What needs to be done: Give only the number of lines in the listing below where the string "nevoie" occurs.
□ □ □ □
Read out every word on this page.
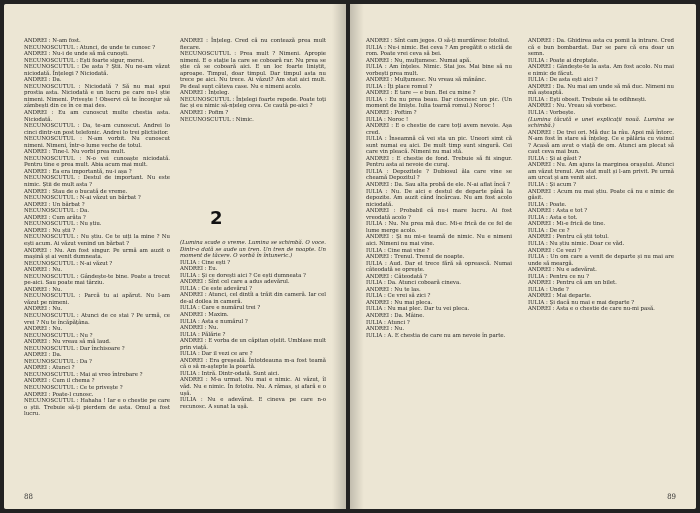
ANDREI : N-am fost.

NECUNOSCUTUL : Atunci, de unde te cunosc ?

ANDREI : Nu-i de unde să mă cunoști.

NECUNOSCUTUL : Ești foarte sigur, mersi.

NECUNOSCUTUL : De asta ? Știi. Nu ne-am văzut niciodată. Înțelegi ? Niciodată.

ANDREI : Da.

NECUNOSCUTUL : Niciodată ? Să nu mai spui prostia asta. Niciodată e un lucru pe care nu-l știe nimeni. Nimeni. Privește ! Observi că te înconjur să zâmbești din ce în ce mai des.

ANDREI : Eu am cunoscut multe chestia asta. Niciodată.

NECUNOSCUTUL : Da, te-am cunoscut. Andrei lo cinci dintr-un post telefonic. Andrei lo trei plictisitor.

NECUNOSCUTUL : N-am vorbit. Nu cunoscut nimeni. Nimeni, într-o lume veche de totul.

ANDREI : Tine-l. Nu vorbi prea mult.

NECUNOSCUTUL : N-o vei cunoaște niciodată. Pentru tine e prea mult. Abia acum mai mult.

ANDREI : Ea era importantă, nu-i așa ?

NECUNOSCUTUL : Destul de important. Nu este nimic. Știi de mult asta ?

ANDREI : Stau de o bucată de vreme.

NECUNOSCUTUL : N-ai văzut un bărbat ?

ANDREI : Un bărbat ?

NECUNOSCUTUL : Da.

ANDREI : Cum arăta ?

NECUNOSCUTUL : Nu știu.

ANDREI : Nu știi ?

NECUNOSCUTUL : Nu știu. Ce te uiți la mine ? Nu ești acum. Ai văzut venind un bărbat ?

ANDREI : Nu. Am fost singur. Pe urmă am auzit o mașină și ai venit dumneata.

NECUNOSCUTUL : N-ai văzut ?

ANDREI : Nu.

NECUNOSCUTUL : Gândește-te bine. Poate a trecut pe-aici. Sau poate mai târziu.

ANDREI : Nu.

NECUNOSCUTUL : Parcă tu ai apărut. Nu l-am văzut pe nimeni.

ANDREI : Nu.

NECUNOSCUTUL : Atunci de ce stai ? Pe urmă, ce vrei ? Nu te încăpățâna.

ANDREI : Nu.

NECUNOSCUTUL : Nu ?

ANDREI : Nu vreau să mă laud.

NECUNOSCUTUL : Dar închisoare ?

ANDREI : Da.

NECUNOSCUTUL : Da ?

ANDREI : Atunci ?

NECUNOSCUTUL : Mai ai vreo întrebare ?

ANDREI : Cum il chema ?

NECUNOSCUTUL : Ce te privește ?

ANDREI : Poate-l cunosc.

NECUNOSCUTUL : Hahaha ! Iar e o chestie pe care o știi. Trebuie să-ți pierdem de asta. Omul a fost lucru.

ANDREI : Înțeleg. Cred că nu contează prea mult fiecare.

NECUNOSCUTUL : Prea mult ? Nimeni. Apropie nimeni. E o stație la care se coboară rar. Nu prea se știe că se coboară aici. E un loc foarte liniștit, aproape. Timpul, doar timpul. Dar timpul asta nu trece pe aici. Nu trece. Ai văzut? Am stat aici mult. Pe deal sunt câteva case. Nu e nimeni acolo.

ANDREI : Înțeleg.

NECUNOSCUTUL : Înțelegi foarte repede. Poate toți fac și eu nimic să-nțeleg ceva. Ce caută pe-aici ?

ANDREI : Pofim ?

NECUNOSCUTUL : Nimic.

2

(Lumina scade o vreme. Lumina se schimbă. O voce. Dintr-o dată se aude un tren. Un tren de noapte. Un moment de tăcere. O vorbă în întuneric.)

IULIA : Cine ești ?

ANDREI : Eu.

IULIA : Și ce dorești aici ? Ce ești dumneata ?

ANDREI : Sînt cel care a adus adevărul.

IULIA : Ce este adevărul ?

ANDREI : Atunci, cel dintîi a trăit din cameră. Iar cel de-al doilea in cameră.

IULIA : Care e numărul trei ?

ANDREI : Maxim.

IULIA : Asta e numărul ?

ANDREI : Nu.

IULIA : Pălărie ?

ANDREI : E vorba de un căpitan oțelit. Umblase mult prin viață.

IULIA : Dar il vezi ce are ?

ANDREI : Era greșeală. Întotdeauna m-a fost teamă că o să m-aștepte la poartă.

IULIA : Intră. Dintr-odată. Sunt aici.

ANDREI : M-a urmat. Nu mai e nimic. Ai văzut, îl văd. Nu e nimic. În fotoliu. Nu. A rămas, și afară e o ușă.

IULIA : Nu e adevărat. E cineva pe care n-o recunosc. A sunat la ușă.

88

ANDREI : Sînt cam jegos. O să-ți murdăresc fotoliul.

IULIA : Nu-i nimic. Bei ceva ? Am pregătit o sticlă de rom. Poate vrei ceva să bei.

ANDREI : Nu, mulțumesc. Numai apă.

IULIA : Am înțeles. Nimic. Stai jos. Mai bine să nu vorbești prea mult.

ANDREI : Mulțumesc. Nu vreau să mănânc.

IULIA : Îți place romul ?

ANDREI : E tare — e bun. Bei cu mine ?

IULIA : Eu nu prea beau. Dar ciocnesc un pic. (Un moment de liniște. Iulia toarnă romul.) Noroc !

ANDREI : Poftim ?

IULIA : Noroc !

ANDREI : E o chestie de care toți avem nevoie. Așa cred.

IULIA : Înseamnă că vei sta un pic. Uneori simt că sunt numai eu aici. De mult timp sunt singură. Cei care vin pleacă. Nimeni nu mai stă.

ANDREI : E chestie de fond. Trebuie să fii singur. Pentru asta ai nevoie de curaj.

IULIA : Depozitele ? Dubiosul ăla care vine se cheamă Depozitul ?

ANDREI : Da. Sau alta probă de ele. N-ai aflat încă ?

IULIA : Nu. De aici e destul de departe până la depozite. Am auzit când încărcau. Nu am fost acolo niciodată.

ANDREI : Probabil că nu-i mare lucru. Ai fost vreodată acolo ?

IULIA : Nu. Nu prea mă duc. Mi-e frică de ce fel de lume merge acolo.

ANDREI : Și nu mi-e teamă de nimic. Nu e nimeni aici. Nimeni nu mai vine.

IULIA : Cine mai vine ?

ANDREI : Trenul. Trenul de noapte.

IULIA : Aud. Dar el trece fără să oprească. Numai câteodată se oprește.

ANDREI : Câteodată ?

IULIA : Da. Atunci coboară cineva.

ANDREI : Nu te las.

IULIA : Ce vrei să zici ?

ANDREI : Nu mai pleca.

IULIA : Nu mai plec. Dar tu vei pleca.

ANDREI : Da. Mâine.

IULIA : Atunci ?

ANDREI : Nu.

IULIA : A. E chestia de care nu am nevoie în parte.

ANDREI : Da. Ghidirea asta cu pomii la intrare. Cred că e bun bombardat. Dar se pare că era doar un semn.

IULIA : Poate ai dreptate.

ANDREI : Gândește-te la asta. Am fost acolo. Nu mai e nimic de făcut.

IULIA : De asta ești aici ?

ANDREI : Da. Nu mai am unde să mă duc. Nimeni nu mă așteaptă.

IULIA : Ești obosit. Trebuie să te odihnești.

ANDREI : Nu. Vreau să vorbesc.

IULIA : Vorbește.

(Lumina tăcută e unei explicații nouă. Lumina se schimbă.)

ANDREI : De trei ori. Mă duc la râu. Apoi mă întorc. N-am fost în stare să înțeleg. Ce e pălăria cu visinul ? Acasă am avut o viață de om. Atunci am plecat să caut ceva mai bun.

IULIA : Și ai găsit ?

ANDREI : Nu. Am ajuns la marginea orașului. Atunci am văzut trenul. Am stat mult și l-am privit. Pe urmă am urcat și am venit aici.

IULIA : Și acum ?

ANDREI : Acum nu mai știu. Poate că nu e nimic de găsit.

IULIA : Poate.

ANDREI : Asta e tot ?

IULIA : Asta e tot.

ANDREI : Mi-e frică de tine.

IULIA : De ce ?

ANDREI : Pentru că știi totul.

IULIA : Nu știu nimic. Doar ce văd.

ANDREI : Ce vezi ?

IULIA : Un om care a venit de departe și nu mai are unde să meargă.

ANDREI : Nu e adevărat.

IULIA : Pentru ce nu ?

ANDREI : Pentru că am un bilet.

IULIA : Unde ?

ANDREI : Mai departe.

IULIA : Și dacă nu mai e mai departe ?

ANDREI : Asta e o chestie de care nu-mi pasă.

89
□ □ □ □
Complete answer: 3